## INSTRUCTIONS FOR THE TASK
Below is a listing. Gather each line of it that contains "לשמור".

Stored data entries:
--

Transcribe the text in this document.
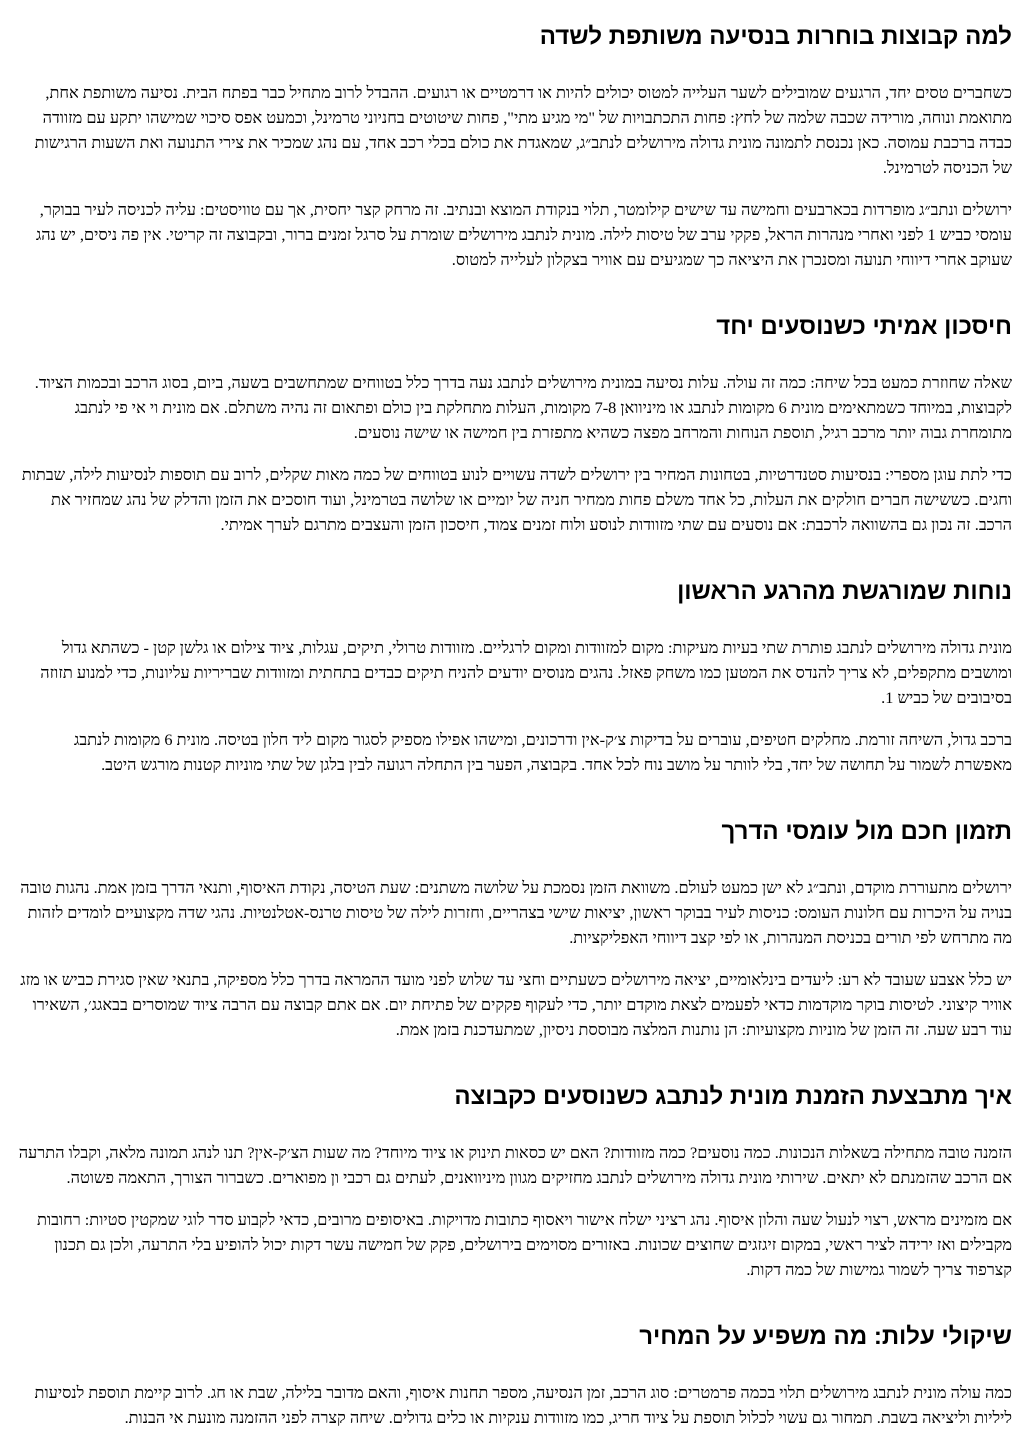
למה קבוצות בוחרות בנסיעה משותפת לשדה

כשחברים טסים יחד, הרגעים שמובילים לשער העלייה למטוס יכולים להיות או דרמטיים או רגועים. ההבדל לרוב מתחיל כבר בפתח הבית. נסיעה משותפת אחת, מתואמת ונוחה, מורידה שכבה שלמה של לחץ: פחות התכתבויות של "מי מגיע מתי", פחות שיטוטים בחניוני טרמינל, וכמעט אפס סיכוי שמישהו יתקע עם מזוודה כבדה ברכבת עמוסה. כאן נכנסת לתמונה מונית גדולה מירושלים לנתב״ג, שמאגדת את כולם בכלי רכב אחד, עם נהג שמכיר את צירי התנועה ואת השעות הרגישות של הכניסה לטרמינל.

ירושלים ונתב״ג מופרדות בכארבעים וחמישה עד שישים קילומטר, תלוי בנקודת המוצא ובנתיב. זה מרחק קצר יחסית, אך עם טוויסטים: עליה לכניסה לעיר בבוקר, עומסי כביש 1 לפני ואחרי מנהרות הראל, פקקי ערב של טיסות לילה. מונית לנתבג מירושלים שומרת על סרגל זמנים ברור, ובקבוצה זה קריטי. אין פה ניסים, יש נהג שעוקב אחרי דיווחי תנועה ומסנכרן את היציאה כך שמגיעים עם אוויר בצקלון לעלייה למטוס.

חיסכון אמיתי כשנוסעים יחד

שאלה שחוזרת כמעט בכל שיחה: כמה זה עולה. עלות נסיעה במונית מירושלים לנתבג נעה בדרך כלל בטווחים שמתחשבים בשעה, ביום, בסוג הרכב ובכמות הציוד. לקבוצות, במיוחד כשמתאימים מונית 6 מקומות לנתבג או מיניוואן 7-8 מקומות, העלות מתחלקת בין כולם ופתאום זה נהיה משתלם. אם מונית וי אי פי לנתבג מתומחרת גבוה יותר מרכב רגיל, תוספת הנוחות והמרחב מפצה כשהיא מתפזרת בין חמישה או שישה נוסעים.

כדי לתת עוגן מספרי: בנסיעות סטנדרטיות, בטחונות המחיר בין ירושלים לשדה עשויים לנוע בטווחים של כמה מאות שקלים, לרוב עם תוספות לנסיעות לילה, שבתות וחגים. כששישה חברים חולקים את העלות, כל אחד משלם פחות ממחיר חניה של יומיים או שלושה בטרמינל, ועוד חוסכים את הזמן והדלק של נהג שמחזיר את הרכב. זה נכון גם בהשוואה לרכבת: אם נוסעים עם שתי מזוודות לנוסע ולוח זמנים צמוד, חיסכון הזמן והעצבים מתרגם לערך אמיתי.

נוחות שמורגשת מהרגע הראשון

מונית גדולה מירושלים לנתבג פותרת שתי בעיות מעיקות: מקום למזוודות ומקום לרגליים. מזוודות טרולי, תיקים, עגלות, ציוד צילום או גלשן קטן - כשהתא גדול ומושבים מתקפלים, לא צריך להנדס את המטען כמו משחק פאזל. נהגים מנוסים יודעים להניח תיקים כבדים בתחתית ומזוודות שבריריות עליונות, כדי למנוע תזוזה בסיבובים של כביש 1.

ברכב גדול, השיחה זורמת. מחלקים חטיפים, עוברים על בדיקות צ׳ק-אין ודרכונים, ומישהו אפילו מספיק לסגור מקום ליד חלון בטיסה. מונית 6 מקומות לנתבג מאפשרת לשמור על תחושה של יחד, בלי לוותר על מושב נוח לכל אחד. בקבוצה, הפער בין התחלה רגועה לבין בלגן של שתי מוניות קטנות מורגש היטב.

תזמון חכם מול עומסי הדרך

ירושלים מתעוררת מוקדם, ונתב״ג לא ישן כמעט לעולם. משוואת הזמן נסמכת על שלושה משתנים: שעת הטיסה, נקודת האיסוף, ותנאי הדרך בזמן אמת. נהגות טובה בנויה על היכרות עם חלונות העומס: כניסות לעיר בבוקר ראשון, יציאות שישי בצהריים, וחזרות לילה של טיסות טרנס-אטלנטיות. נהגי שדה מקצועיים לומדים לזהות מה מתרחש לפי תורים בכניסת המנהרות, או לפי קצב דיווחי האפליקציות.

יש כלל אצבע שעובד לא רע: ליעדים בינלאומיים, יציאה מירושלים כשעתיים וחצי עד שלוש לפני מועד ההמראה בדרך כלל מספיקה, בתנאי שאין סגירת כביש או מזג אוויר קיצוני. לטיסות בוקר מוקדמות כדאי לפעמים לצאת מוקדם יותר, כדי לעקוף פקקים של פתיחת יום. אם אתם קבוצה עם הרבה ציוד שמוסרים בבאגג׳, השאירו עוד רבע שעה. זה הזמן של מוניות מקצועיות: הן נותנות המלצה מבוססת ניסיון, שמתעדכנת בזמן אמת.

איך מתבצעת הזמנת מונית לנתבג כשנוסעים כקבוצה

הזמנה טובה מתחילה בשאלות הנכונות. כמה נוסעים? כמה מזוודות? האם יש כסאות תינוק או ציוד מיוחד? מה שעות הצ׳ק-אין? תנו לנהג תמונה מלאה, וקבלו התרעה אם הרכב שהזמנתם לא יתאים. שירותי מונית גדולה מירושלים לנתבג מחזיקים מגוון מיניוואנים, לעתים גם רכבי ון מפוארים. כשברור הצורך, התאמה פשוטה.

אם מזמינים מראש, רצוי לנעול שעה והלון איסוף. נהג רציני ישלח אישור ויאסוף כתובות מדויקות. באיסופים מרובים, כדאי לקבוע סדר לוגי שמקטין סטיות: רחובות מקבילים ואז ירידה לציר ראשי, במקום זיגזגים שחוצים שכונות. באזורים מסוימים בירושלים, פקק של חמישה עשר דקות יכול להופיע בלי התרעה, ולכן גם תכנון קצרפוד צריך לשמור גמישות של כמה דקות.

שיקולי עלות: מה משפיע על המחיר

כמה עולה מונית לנתבג מירושלים תלוי בכמה פרמטרים: סוג הרכב, זמן הנסיעה, מספר תחנות איסוף, והאם מדובר בלילה, שבת או חג. לרוב קיימת תוספת לנסיעות ליליות וליציאה בשבת. תמחור גם עשוי לכלול תוספת על ציוד חריג, כמו מזוודות ענקיות או כלים גדולים. שיחה קצרה לפני ההזמנה מונעת אי הבנות.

--

## OUTPUT OF THE TASK
ברכב גדול, השיחה זורמת. מחלקים חטיפים, עוברים על בדיקות צ׳ק-אין ודרכונים, ומישהו אפילו מספיק לסגור מקום ליד חלון בטיסה. מונית 6 מקומות לנתבג מאפשרת לשמור על תחושה של יחד, בלי לוותר על מושב נוח לכל אחד. בקבוצה, הפער בין התחלה רגועה לבין בלגן של שתי מוניות קטנות מורגש היטב.
אם מזמינים מראש, רצוי לנעול שעה והלון איסוף. נהג רציני ישלח אישור ויאסוף כתובות מדויקות. באיסופים מרובים, כדאי לקבוע סדר לוגי שמקטין סטיות: רחובות מקבילים ואז ירידה לציר ראשי, במקום זיגזגים שחוצים שכונות. באזורים מסוימים בירושלים, פקק של חמישה עשר דקות יכול להופיע בלי התרעה, ולכן גם תכנון קצרפוד צריך לשמור גמישות של כמה דקות.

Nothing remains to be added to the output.